# [Task objective]
Return all lines in the material below that contain "Business".

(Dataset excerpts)
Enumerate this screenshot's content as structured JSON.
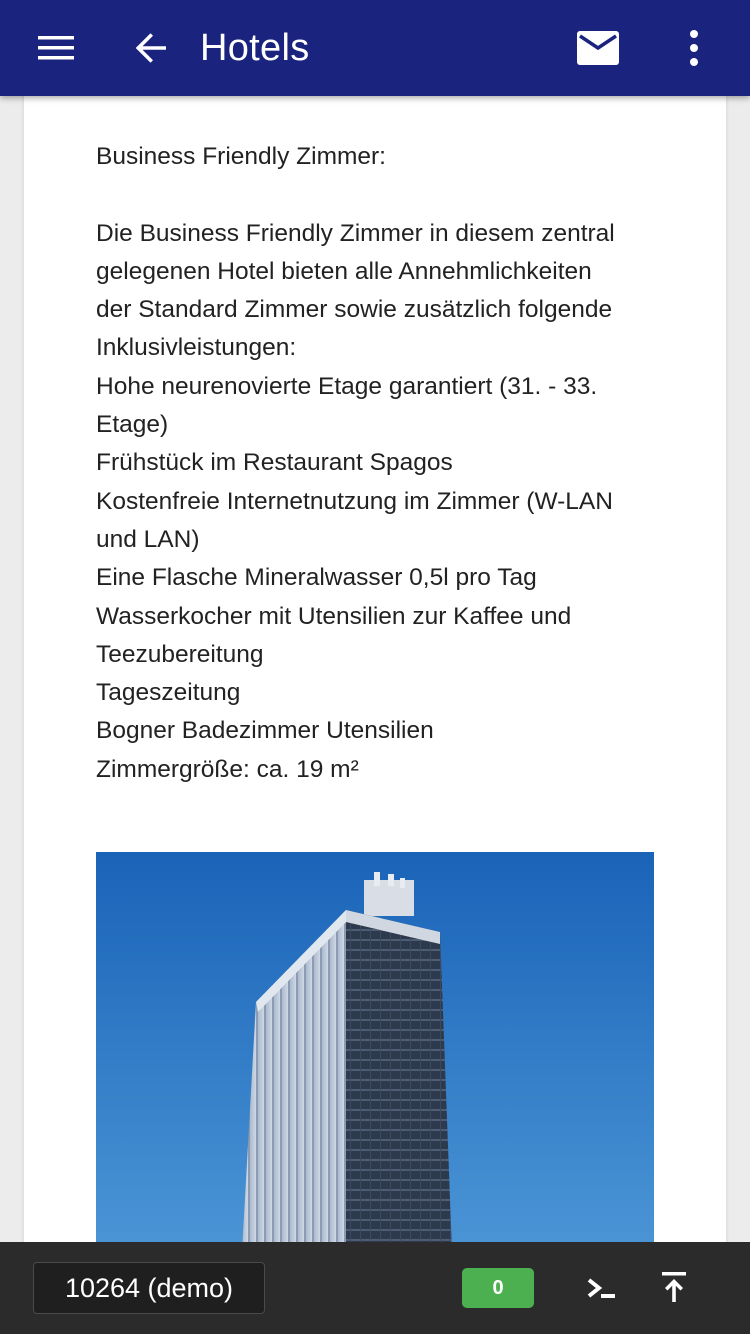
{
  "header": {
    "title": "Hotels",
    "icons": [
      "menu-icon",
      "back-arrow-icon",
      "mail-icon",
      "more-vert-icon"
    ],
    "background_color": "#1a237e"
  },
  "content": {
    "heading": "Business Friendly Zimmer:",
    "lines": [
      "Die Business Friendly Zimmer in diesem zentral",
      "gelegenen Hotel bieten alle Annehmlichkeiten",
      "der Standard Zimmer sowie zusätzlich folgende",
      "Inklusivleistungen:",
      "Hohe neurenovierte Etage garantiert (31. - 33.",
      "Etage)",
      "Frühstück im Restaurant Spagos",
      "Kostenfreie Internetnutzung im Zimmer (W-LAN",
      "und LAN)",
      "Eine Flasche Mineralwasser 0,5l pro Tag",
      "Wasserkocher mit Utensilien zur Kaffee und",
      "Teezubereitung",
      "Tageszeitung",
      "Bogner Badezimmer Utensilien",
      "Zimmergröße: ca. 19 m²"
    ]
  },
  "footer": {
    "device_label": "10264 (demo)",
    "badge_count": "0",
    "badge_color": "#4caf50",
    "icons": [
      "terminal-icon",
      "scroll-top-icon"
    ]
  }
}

...

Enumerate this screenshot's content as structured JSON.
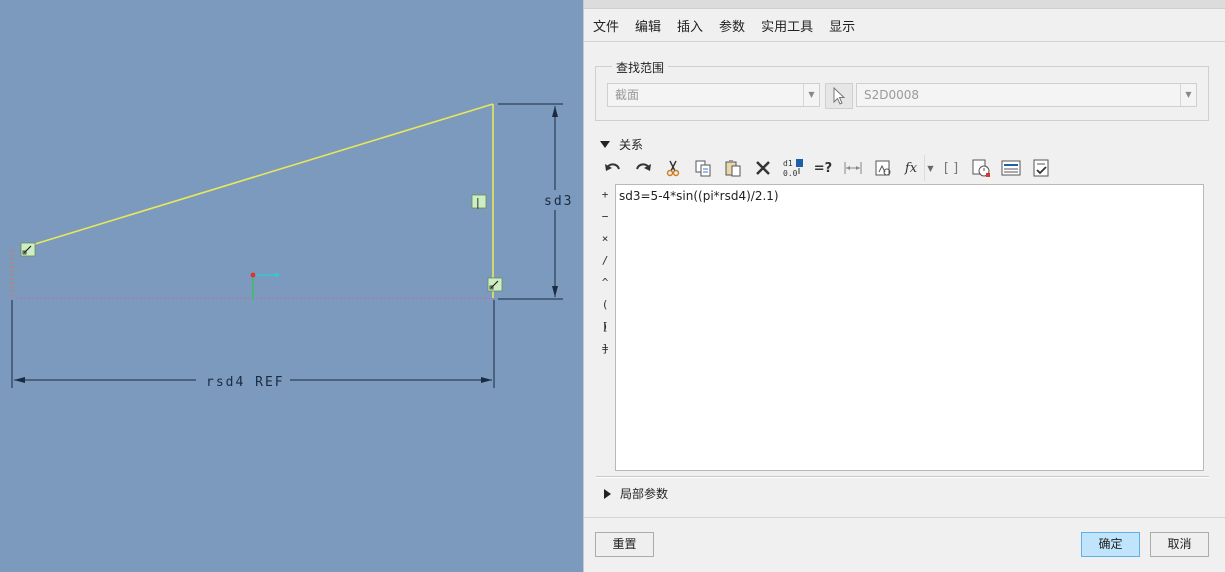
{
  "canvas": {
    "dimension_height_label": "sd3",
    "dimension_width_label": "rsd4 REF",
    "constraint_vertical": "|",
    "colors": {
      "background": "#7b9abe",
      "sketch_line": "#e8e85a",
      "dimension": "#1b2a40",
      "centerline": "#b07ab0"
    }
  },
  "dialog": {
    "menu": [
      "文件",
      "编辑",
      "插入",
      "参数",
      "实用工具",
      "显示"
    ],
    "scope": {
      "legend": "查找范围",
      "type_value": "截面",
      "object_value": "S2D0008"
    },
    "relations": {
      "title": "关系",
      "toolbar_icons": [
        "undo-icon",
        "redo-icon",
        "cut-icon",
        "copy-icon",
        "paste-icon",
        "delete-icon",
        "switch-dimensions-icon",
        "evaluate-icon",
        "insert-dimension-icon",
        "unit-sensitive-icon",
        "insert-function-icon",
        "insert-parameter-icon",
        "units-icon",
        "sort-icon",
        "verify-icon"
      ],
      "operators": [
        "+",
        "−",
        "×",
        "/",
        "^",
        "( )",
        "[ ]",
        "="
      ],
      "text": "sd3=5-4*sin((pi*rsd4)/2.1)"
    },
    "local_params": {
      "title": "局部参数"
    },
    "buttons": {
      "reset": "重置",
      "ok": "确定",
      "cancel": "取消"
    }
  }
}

# [Answer for the task]
    "heading": "Business Friendly Zimmer:",
      "Die Business Friendly Zimmer in diesem zentral",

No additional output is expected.